▶ _Short problem_
Take each line containing the word "исправен" and copy it.

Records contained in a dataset
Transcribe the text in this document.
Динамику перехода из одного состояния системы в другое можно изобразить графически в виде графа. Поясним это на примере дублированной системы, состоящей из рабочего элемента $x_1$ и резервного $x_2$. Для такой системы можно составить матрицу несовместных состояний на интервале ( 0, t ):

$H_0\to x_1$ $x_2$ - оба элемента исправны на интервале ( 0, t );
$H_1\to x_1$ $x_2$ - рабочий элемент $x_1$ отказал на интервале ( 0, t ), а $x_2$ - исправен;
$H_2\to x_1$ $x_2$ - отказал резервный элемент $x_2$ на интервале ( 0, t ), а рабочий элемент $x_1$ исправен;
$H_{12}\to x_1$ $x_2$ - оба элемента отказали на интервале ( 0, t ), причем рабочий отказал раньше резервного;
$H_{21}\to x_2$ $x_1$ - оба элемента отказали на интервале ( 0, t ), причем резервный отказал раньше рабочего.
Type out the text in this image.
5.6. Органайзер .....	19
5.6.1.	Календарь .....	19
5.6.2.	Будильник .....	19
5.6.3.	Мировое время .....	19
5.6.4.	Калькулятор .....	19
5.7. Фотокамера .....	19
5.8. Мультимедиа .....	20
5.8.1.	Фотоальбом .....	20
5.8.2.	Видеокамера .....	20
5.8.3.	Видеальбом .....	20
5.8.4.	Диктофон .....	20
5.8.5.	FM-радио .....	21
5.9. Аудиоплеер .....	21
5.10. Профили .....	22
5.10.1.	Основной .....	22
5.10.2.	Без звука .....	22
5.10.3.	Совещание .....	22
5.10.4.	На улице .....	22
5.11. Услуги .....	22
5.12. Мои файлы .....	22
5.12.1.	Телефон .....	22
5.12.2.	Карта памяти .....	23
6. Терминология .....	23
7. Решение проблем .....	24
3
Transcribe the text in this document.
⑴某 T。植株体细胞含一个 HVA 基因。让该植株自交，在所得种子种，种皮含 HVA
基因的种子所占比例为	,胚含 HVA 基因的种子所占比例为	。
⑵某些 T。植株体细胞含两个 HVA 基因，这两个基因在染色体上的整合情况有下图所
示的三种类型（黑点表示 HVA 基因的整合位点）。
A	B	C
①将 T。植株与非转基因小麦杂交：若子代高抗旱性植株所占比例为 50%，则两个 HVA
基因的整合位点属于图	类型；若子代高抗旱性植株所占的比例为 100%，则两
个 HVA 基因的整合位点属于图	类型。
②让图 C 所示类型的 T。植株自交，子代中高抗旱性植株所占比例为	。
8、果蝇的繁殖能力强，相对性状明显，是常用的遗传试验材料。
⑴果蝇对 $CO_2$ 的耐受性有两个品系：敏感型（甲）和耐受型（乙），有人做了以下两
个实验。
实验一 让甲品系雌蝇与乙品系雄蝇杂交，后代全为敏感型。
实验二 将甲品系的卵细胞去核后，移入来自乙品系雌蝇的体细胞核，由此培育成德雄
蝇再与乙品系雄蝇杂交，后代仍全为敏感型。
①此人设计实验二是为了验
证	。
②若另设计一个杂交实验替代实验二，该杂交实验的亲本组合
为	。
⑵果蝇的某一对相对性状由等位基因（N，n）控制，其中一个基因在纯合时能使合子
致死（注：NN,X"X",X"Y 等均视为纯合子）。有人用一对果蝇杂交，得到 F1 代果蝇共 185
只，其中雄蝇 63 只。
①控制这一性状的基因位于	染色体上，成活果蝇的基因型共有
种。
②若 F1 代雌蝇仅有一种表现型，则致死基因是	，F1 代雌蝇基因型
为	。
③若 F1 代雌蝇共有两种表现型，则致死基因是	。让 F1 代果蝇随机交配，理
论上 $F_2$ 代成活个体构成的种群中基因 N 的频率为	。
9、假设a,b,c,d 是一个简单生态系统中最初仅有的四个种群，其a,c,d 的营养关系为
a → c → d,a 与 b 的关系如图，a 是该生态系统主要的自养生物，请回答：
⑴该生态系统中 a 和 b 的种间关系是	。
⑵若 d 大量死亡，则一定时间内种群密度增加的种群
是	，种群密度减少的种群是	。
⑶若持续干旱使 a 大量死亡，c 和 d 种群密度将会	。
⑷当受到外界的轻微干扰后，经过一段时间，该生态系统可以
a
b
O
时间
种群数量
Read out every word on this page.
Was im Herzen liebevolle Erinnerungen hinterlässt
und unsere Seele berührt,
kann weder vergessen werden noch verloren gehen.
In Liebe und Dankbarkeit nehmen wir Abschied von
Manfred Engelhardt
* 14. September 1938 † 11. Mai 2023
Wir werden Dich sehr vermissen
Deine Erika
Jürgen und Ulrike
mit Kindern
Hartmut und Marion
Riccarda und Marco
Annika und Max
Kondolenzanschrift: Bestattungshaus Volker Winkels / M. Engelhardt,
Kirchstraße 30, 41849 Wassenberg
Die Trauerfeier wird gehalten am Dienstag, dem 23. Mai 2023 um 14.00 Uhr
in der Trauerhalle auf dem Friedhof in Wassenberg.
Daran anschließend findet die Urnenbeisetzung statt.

▶ _Exercise answer_
$H_1\to x_1$ $x_2$ - рабочий элемент $x_1$ отказал на интервале ( 0, t ), а $x_2$ - исправен;
$H_2\to x_1$ $x_2$ - отказал резервный элемент $x_2$ на интервале ( 0, t ), а рабочий элемент $x_1$ исправен;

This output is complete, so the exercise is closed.